Records that describe figures

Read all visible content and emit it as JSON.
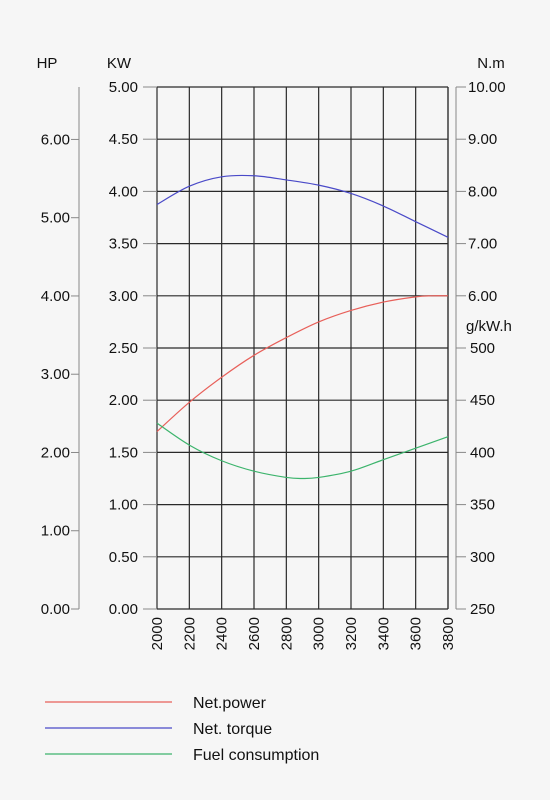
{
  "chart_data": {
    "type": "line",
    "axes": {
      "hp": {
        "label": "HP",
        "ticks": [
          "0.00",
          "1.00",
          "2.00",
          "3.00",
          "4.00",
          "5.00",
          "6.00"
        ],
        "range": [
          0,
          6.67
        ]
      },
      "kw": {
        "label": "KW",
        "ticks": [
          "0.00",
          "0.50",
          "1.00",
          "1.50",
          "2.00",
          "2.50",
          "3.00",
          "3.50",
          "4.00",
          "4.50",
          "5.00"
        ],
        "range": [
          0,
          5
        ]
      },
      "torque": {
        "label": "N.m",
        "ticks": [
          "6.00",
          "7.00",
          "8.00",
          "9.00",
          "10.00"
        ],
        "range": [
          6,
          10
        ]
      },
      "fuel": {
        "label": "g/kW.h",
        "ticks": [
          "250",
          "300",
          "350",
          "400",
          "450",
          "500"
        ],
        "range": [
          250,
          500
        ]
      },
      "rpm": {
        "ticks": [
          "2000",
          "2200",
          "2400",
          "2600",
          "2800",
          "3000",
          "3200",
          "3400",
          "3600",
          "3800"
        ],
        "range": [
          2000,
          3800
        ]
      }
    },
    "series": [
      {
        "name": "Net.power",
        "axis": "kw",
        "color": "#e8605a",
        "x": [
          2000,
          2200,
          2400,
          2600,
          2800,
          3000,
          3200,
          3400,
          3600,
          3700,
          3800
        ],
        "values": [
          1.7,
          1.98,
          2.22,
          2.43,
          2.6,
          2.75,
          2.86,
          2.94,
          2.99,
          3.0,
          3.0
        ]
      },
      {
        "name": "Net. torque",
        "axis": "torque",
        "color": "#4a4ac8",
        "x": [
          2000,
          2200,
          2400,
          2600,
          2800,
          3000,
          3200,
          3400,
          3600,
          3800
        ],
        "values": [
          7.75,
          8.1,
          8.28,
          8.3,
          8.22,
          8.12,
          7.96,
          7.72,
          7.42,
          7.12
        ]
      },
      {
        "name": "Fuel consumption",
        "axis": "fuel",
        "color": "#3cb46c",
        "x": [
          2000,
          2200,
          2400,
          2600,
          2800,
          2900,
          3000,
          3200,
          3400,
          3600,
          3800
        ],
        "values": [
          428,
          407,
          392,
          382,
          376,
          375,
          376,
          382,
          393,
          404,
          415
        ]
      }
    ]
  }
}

EXERCISE DESCRIPTION: Without the pictures, repeat all the records word for word.

ANSWER TO THIS TASK:
Read all visible content and emit it as JSON.
{
  "chart_data": {
    "type": "line",
    "axes": {
      "hp": {
        "label": "HP",
        "ticks": [
          "0.00",
          "1.00",
          "2.00",
          "3.00",
          "4.00",
          "5.00",
          "6.00"
        ],
        "range": [
          0,
          6.67
        ]
      },
      "kw": {
        "label": "KW",
        "ticks": [
          "0.00",
          "0.50",
          "1.00",
          "1.50",
          "2.00",
          "2.50",
          "3.00",
          "3.50",
          "4.00",
          "4.50",
          "5.00"
        ],
        "range": [
          0,
          5
        ]
      },
      "torque": {
        "label": "N.m",
        "ticks": [
          "6.00",
          "7.00",
          "8.00",
          "9.00",
          "10.00"
        ],
        "range": [
          6,
          10
        ]
      },
      "fuel": {
        "label": "g/kW.h",
        "ticks": [
          "250",
          "300",
          "350",
          "400",
          "450",
          "500"
        ],
        "range": [
          250,
          500
        ]
      },
      "rpm": {
        "ticks": [
          "2000",
          "2200",
          "2400",
          "2600",
          "2800",
          "3000",
          "3200",
          "3400",
          "3600",
          "3800"
        ],
        "range": [
          2000,
          3800
        ]
      }
    },
    "series": [
      {
        "name": "Net.power",
        "axis": "kw",
        "color": "#e8605a",
        "x": [
          2000,
          2200,
          2400,
          2600,
          2800,
          3000,
          3200,
          3400,
          3600,
          3700,
          3800
        ],
        "values": [
          1.7,
          1.98,
          2.22,
          2.43,
          2.6,
          2.75,
          2.86,
          2.94,
          2.99,
          3.0,
          3.0
        ]
      },
      {
        "name": "Net. torque",
        "axis": "torque",
        "color": "#4a4ac8",
        "x": [
          2000,
          2200,
          2400,
          2600,
          2800,
          3000,
          3200,
          3400,
          3600,
          3800
        ],
        "values": [
          7.75,
          8.1,
          8.28,
          8.3,
          8.22,
          8.12,
          7.96,
          7.72,
          7.42,
          7.12
        ]
      },
      {
        "name": "Fuel consumption",
        "axis": "fuel",
        "color": "#3cb46c",
        "x": [
          2000,
          2200,
          2400,
          2600,
          2800,
          2900,
          3000,
          3200,
          3400,
          3600,
          3800
        ],
        "values": [
          428,
          407,
          392,
          382,
          376,
          375,
          376,
          382,
          393,
          404,
          415
        ]
      }
    ]
  }
}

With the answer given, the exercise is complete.